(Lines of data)
===
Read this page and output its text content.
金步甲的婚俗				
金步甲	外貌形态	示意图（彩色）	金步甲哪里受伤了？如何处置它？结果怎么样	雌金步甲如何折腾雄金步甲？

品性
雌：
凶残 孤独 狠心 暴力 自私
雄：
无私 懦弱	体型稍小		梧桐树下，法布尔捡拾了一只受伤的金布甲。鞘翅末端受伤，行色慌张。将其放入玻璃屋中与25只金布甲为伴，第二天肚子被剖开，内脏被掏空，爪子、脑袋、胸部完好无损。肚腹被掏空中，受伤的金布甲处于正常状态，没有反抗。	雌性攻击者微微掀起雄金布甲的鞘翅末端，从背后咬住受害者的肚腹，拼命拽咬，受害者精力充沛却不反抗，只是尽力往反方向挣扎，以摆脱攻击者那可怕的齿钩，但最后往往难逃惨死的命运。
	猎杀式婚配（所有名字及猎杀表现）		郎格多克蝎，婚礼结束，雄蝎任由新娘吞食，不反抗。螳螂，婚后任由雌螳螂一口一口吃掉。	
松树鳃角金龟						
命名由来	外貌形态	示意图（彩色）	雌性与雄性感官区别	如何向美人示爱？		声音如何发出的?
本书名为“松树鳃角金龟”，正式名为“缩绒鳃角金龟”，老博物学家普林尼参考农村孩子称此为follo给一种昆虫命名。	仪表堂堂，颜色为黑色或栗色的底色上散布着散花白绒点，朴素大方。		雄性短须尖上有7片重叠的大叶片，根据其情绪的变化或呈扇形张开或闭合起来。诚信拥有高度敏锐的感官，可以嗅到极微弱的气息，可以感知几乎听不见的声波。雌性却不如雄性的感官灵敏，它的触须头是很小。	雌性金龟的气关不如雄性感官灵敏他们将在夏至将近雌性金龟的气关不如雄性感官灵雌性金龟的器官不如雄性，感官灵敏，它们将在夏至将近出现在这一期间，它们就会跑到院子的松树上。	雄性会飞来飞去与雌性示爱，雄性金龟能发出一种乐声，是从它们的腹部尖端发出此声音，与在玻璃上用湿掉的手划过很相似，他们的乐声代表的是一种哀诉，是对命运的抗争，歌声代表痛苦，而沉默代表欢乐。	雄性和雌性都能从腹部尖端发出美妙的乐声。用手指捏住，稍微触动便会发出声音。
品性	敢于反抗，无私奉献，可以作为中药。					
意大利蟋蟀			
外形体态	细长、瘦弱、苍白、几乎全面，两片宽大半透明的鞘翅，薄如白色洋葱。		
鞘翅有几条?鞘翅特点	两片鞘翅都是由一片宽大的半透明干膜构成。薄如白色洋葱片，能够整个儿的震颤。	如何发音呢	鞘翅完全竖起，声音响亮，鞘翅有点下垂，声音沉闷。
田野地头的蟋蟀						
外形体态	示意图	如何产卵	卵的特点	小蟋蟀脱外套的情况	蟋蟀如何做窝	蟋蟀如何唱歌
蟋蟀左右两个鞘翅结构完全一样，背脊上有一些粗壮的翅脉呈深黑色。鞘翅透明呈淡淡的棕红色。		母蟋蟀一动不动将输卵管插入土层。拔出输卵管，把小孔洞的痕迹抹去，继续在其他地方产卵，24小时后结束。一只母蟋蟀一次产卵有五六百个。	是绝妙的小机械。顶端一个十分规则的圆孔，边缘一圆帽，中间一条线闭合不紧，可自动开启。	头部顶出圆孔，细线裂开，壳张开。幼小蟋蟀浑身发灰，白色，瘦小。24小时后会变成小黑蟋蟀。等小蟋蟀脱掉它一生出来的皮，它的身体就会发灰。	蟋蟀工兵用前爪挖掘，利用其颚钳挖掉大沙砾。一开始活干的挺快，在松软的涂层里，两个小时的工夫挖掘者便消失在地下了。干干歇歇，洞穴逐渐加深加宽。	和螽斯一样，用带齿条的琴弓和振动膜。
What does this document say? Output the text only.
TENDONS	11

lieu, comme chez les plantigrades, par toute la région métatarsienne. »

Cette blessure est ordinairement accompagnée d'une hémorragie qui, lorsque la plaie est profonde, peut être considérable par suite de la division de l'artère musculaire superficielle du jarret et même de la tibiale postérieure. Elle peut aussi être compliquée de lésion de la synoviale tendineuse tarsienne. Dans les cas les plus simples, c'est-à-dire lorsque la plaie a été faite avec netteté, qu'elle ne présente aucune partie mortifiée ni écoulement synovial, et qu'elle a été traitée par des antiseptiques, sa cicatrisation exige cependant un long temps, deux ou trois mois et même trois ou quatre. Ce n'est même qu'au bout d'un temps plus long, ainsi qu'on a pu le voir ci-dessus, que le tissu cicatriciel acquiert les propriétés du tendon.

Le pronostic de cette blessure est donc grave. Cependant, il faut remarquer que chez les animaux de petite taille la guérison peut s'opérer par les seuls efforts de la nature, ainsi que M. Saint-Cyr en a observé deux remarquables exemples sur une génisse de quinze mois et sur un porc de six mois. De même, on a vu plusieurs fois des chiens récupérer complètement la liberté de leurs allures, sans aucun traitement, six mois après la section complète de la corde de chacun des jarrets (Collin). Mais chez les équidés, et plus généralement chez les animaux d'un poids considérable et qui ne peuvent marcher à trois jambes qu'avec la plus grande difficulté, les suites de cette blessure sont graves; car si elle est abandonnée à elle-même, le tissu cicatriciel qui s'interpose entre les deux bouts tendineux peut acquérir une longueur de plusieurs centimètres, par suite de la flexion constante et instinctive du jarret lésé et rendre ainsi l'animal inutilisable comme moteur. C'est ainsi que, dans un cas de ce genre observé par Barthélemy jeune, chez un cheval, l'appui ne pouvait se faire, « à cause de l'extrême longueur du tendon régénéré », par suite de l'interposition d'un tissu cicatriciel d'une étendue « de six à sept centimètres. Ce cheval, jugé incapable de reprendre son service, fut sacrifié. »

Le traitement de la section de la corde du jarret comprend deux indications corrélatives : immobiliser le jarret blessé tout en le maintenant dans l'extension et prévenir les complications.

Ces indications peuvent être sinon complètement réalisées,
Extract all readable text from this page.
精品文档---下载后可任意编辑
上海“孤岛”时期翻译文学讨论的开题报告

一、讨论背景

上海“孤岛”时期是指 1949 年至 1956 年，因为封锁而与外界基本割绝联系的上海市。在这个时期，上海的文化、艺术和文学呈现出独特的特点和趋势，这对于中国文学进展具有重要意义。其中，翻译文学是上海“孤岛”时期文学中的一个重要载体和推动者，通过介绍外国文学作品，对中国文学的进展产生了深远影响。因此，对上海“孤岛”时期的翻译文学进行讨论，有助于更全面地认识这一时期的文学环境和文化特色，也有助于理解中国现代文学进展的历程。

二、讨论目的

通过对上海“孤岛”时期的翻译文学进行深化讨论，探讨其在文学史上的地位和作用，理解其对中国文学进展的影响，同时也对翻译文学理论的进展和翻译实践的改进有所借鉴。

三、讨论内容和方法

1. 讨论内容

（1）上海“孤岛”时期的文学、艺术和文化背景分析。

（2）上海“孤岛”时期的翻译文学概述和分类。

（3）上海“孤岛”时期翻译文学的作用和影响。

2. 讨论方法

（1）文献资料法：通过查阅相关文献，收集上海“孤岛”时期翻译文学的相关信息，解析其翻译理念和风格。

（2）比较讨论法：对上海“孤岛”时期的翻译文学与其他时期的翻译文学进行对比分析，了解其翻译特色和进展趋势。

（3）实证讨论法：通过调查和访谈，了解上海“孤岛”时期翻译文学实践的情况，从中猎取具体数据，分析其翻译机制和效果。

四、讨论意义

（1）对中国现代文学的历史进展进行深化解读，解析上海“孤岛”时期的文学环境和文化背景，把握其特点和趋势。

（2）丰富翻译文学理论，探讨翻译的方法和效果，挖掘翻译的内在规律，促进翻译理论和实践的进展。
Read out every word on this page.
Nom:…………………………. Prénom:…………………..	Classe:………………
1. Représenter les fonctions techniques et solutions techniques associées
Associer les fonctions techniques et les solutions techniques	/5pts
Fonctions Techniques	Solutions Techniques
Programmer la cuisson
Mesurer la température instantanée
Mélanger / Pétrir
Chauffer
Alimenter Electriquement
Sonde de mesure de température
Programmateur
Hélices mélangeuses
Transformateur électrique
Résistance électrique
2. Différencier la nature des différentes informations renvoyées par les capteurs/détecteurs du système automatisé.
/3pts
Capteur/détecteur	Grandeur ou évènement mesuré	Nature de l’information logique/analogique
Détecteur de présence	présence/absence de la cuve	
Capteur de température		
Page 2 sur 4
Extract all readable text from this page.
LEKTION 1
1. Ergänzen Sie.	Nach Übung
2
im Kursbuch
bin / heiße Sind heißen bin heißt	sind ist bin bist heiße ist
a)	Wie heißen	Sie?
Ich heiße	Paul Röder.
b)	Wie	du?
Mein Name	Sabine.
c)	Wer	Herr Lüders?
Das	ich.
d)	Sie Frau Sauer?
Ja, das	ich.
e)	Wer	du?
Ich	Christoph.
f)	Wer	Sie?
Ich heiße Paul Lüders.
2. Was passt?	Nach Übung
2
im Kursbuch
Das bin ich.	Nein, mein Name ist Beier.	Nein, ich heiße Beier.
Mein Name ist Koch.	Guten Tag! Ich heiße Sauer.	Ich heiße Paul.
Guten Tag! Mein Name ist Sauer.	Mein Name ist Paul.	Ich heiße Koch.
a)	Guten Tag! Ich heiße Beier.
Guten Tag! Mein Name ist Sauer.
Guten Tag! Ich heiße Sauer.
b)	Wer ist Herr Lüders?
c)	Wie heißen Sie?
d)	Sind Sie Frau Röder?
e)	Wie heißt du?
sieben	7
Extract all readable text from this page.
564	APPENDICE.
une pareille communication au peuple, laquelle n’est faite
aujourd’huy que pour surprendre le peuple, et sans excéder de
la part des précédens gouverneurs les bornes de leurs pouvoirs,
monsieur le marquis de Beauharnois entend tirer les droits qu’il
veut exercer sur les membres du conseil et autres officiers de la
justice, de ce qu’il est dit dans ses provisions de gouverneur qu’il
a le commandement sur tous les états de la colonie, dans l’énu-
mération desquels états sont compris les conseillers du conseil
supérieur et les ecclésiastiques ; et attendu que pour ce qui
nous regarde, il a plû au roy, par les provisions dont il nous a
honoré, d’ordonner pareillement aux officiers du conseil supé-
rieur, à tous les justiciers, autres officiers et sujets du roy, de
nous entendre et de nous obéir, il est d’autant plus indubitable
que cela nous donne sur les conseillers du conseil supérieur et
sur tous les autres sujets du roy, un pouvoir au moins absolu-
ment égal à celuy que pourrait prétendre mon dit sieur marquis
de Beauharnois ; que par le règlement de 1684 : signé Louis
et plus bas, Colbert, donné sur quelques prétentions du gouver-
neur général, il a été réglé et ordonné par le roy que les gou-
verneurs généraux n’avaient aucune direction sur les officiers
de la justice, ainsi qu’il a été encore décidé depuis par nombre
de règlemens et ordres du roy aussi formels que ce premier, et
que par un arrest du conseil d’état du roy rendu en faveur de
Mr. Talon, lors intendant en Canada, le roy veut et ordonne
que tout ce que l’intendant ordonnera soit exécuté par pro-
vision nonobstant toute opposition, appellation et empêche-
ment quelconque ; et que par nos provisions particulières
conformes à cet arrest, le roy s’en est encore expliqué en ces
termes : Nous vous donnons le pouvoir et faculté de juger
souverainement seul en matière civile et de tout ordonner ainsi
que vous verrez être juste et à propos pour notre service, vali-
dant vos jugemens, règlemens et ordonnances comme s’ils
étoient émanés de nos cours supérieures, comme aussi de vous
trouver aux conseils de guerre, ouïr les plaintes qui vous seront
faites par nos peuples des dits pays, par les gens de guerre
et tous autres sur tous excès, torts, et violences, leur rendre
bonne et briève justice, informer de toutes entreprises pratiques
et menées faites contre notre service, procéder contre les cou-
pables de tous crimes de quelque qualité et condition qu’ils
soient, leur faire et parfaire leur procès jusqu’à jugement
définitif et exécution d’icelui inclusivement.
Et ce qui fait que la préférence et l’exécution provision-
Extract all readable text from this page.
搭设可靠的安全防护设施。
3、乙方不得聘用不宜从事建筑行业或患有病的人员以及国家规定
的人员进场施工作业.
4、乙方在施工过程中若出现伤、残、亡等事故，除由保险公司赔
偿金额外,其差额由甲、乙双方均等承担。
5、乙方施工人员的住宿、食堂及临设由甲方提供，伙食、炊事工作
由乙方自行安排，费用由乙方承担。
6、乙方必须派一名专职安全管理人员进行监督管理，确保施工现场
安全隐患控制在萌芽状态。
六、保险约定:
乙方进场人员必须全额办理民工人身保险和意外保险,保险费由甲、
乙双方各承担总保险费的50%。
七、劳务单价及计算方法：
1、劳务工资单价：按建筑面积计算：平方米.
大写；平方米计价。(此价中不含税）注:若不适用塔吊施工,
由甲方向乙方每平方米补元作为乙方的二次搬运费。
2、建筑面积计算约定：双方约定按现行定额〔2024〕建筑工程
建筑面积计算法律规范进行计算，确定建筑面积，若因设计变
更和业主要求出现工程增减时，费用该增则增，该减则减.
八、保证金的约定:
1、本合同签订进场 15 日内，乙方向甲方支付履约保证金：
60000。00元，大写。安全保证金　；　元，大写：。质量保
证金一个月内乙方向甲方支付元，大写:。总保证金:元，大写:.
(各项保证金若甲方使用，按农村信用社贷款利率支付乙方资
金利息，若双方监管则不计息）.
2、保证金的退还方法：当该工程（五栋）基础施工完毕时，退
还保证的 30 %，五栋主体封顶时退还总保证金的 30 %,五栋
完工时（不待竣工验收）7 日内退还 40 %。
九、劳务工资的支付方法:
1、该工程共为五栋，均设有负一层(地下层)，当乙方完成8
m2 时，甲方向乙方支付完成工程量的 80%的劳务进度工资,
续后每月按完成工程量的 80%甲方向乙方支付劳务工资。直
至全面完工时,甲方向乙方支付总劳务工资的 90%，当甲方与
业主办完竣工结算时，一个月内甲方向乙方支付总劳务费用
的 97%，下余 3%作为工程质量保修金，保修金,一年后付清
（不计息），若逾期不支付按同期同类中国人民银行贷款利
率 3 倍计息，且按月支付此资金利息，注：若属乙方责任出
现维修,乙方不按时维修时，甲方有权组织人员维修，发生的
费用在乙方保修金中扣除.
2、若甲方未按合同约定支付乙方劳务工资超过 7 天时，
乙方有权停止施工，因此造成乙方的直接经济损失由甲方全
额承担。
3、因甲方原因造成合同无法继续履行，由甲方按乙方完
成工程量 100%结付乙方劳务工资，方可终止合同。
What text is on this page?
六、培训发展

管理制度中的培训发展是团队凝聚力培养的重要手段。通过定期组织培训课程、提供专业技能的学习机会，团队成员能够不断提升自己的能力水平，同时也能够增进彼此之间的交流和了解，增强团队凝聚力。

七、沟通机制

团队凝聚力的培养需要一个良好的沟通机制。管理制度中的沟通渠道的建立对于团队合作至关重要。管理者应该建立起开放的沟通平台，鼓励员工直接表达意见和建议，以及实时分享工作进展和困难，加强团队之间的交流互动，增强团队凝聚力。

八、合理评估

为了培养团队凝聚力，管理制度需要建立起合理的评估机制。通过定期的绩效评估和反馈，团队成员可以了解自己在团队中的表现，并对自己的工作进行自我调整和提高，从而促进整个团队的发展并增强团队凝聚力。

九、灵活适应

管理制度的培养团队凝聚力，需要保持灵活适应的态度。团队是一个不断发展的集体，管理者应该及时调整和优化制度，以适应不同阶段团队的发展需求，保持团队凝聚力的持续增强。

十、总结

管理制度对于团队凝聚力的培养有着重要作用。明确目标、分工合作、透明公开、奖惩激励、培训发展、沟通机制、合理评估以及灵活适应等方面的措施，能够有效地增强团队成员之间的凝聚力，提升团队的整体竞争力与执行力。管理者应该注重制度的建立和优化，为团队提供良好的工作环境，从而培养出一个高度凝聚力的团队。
===
### To do
Report each line in the preceding entries that holds the string "veut".

### Solution to this task
veut exercer sur les membres du conseil et autres officiers de la
Mr. Talon, lors intendant en Canada, le roy veut et ordonne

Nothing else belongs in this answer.